*Challenge*
Output all the entries word for word. Omit the pictures.

*Provided records*

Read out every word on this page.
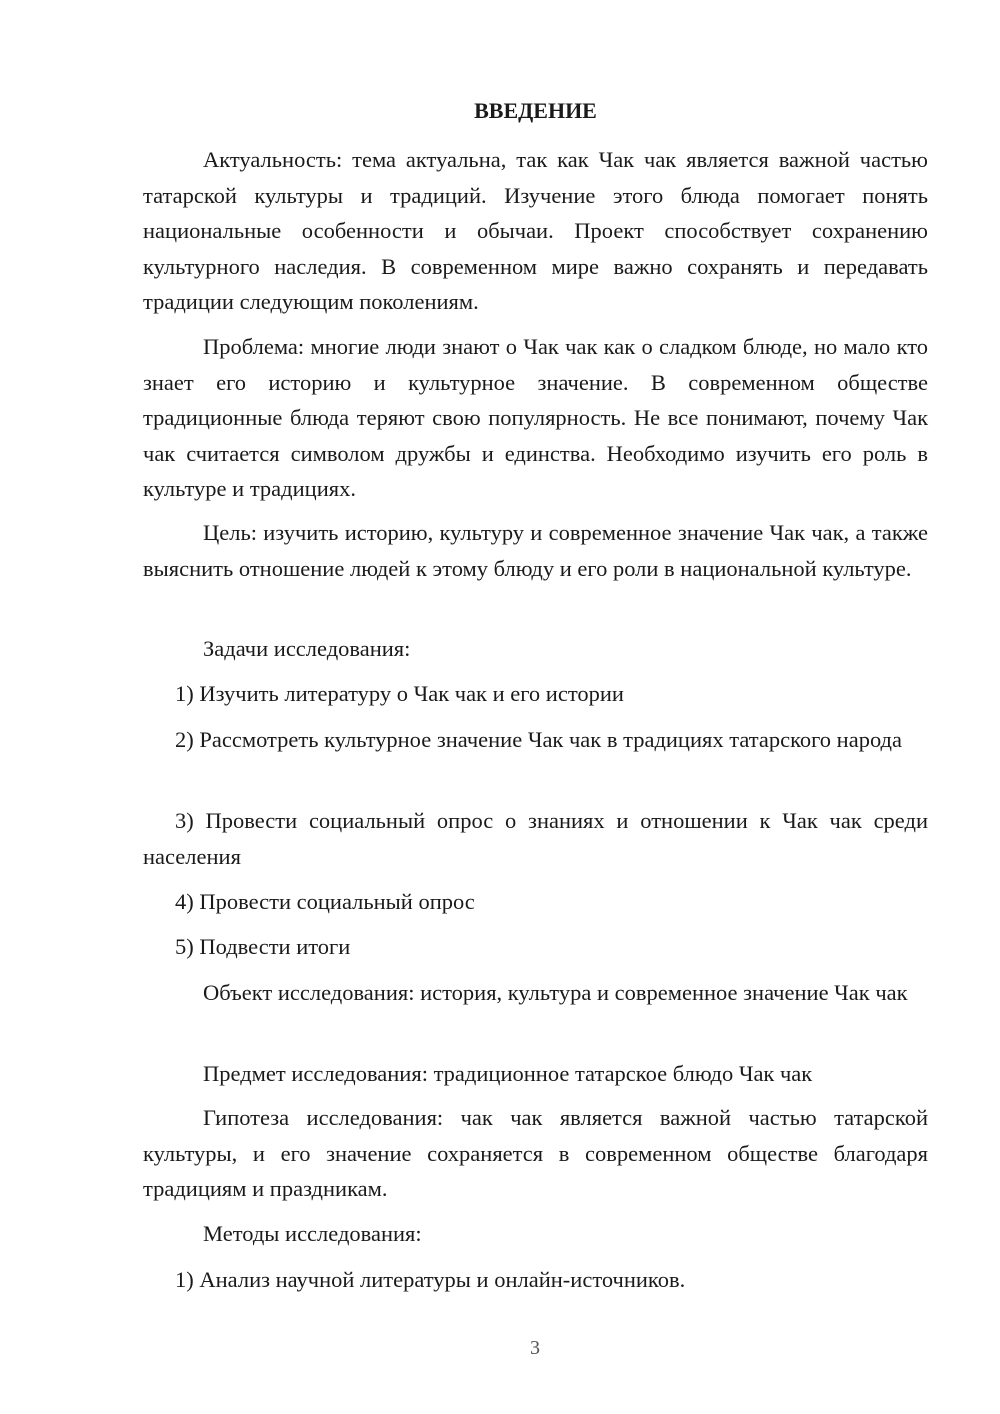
ВВЕДЕНИЕ

Актуальность: тема актуальна, так как Чак чак является важной частью татарской культуры и традиций. Изучение этого блюда помогает понять национальные особенности и обычаи. Проект способствует сохранению культурного наследия. В современном мире важно сохранять и передавать традиции следующим поколениям.

Проблема: многие люди знают о Чак чак как о сладком блюде, но мало кто знает его историю и культурное значение. В современном обществе традиционные блюда теряют свою популярность. Не все понимают, почему Чак чак считается символом дружбы и единства. Необходимо изучить его роль в культуре и традициях.

Цель: изучить историю, культуру и современное значение Чак чак, а также выяснить отношение людей к этому блюду и его роли в национальной культуре.

Задачи исследования:

1) Изучить литературу о Чак чак и его истории

2) Рассмотреть культурное значение Чак чак в традициях татарского народа

3) Провести социальный опрос о знаниях и отношении к Чак чак среди населения

4) Провести социальный опрос

5) Подвести итоги

Объект исследования: история, культура и современное значение Чак чак

Предмет исследования: традиционное татарское блюдо Чак чак

Гипотеза исследования: чак чак является важной частью татарской культуры, и его значение сохраняется в современном обществе благодаря традициям и праздникам.

Методы исследования:

1) Анализ научной литературы и онлайн-источников.

3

*The reply*
Read out every word on this page.
ВВЕДЕНИЕ

Актуальность: тема актуальна, так как Чак чак является важной частью татарской культуры и традиций. Изучение этого блюда помогает понять национальные особенности и обычаи. Проект способствует сохранению культурного наследия. В современном мире важно сохранять и передавать традиции следующим поколениям.

Проблема: многие люди знают о Чак чак как о сладком блюде, но мало кто знает его историю и культурное значение. В современном обществе традиционные блюда теряют свою популярность. Не все понимают, почему Чак чак считается символом дружбы и единства. Необходимо изучить его роль в культуре и традициях.

Цель: изучить историю, культуру и современное значение Чак чак, а также выяснить отношение людей к этому блюду и его роли в национальной культуре.

Задачи исследования:

1) Изучить литературу о Чак чак и его истории

2) Рассмотреть культурное значение Чак чак в традициях татарского народа

3) Провести социальный опрос о знаниях и отношении к Чак чак среди населения

4) Провести социальный опрос

5) Подвести итоги

Объект исследования: история, культура и современное значение Чак чак

Предмет исследования: традиционное татарское блюдо Чак чак

Гипотеза исследования: чак чак является важной частью татарской культуры, и его значение сохраняется в современном обществе благодаря традициям и праздникам.

Методы исследования:

1) Анализ научной литературы и онлайн-источников.

3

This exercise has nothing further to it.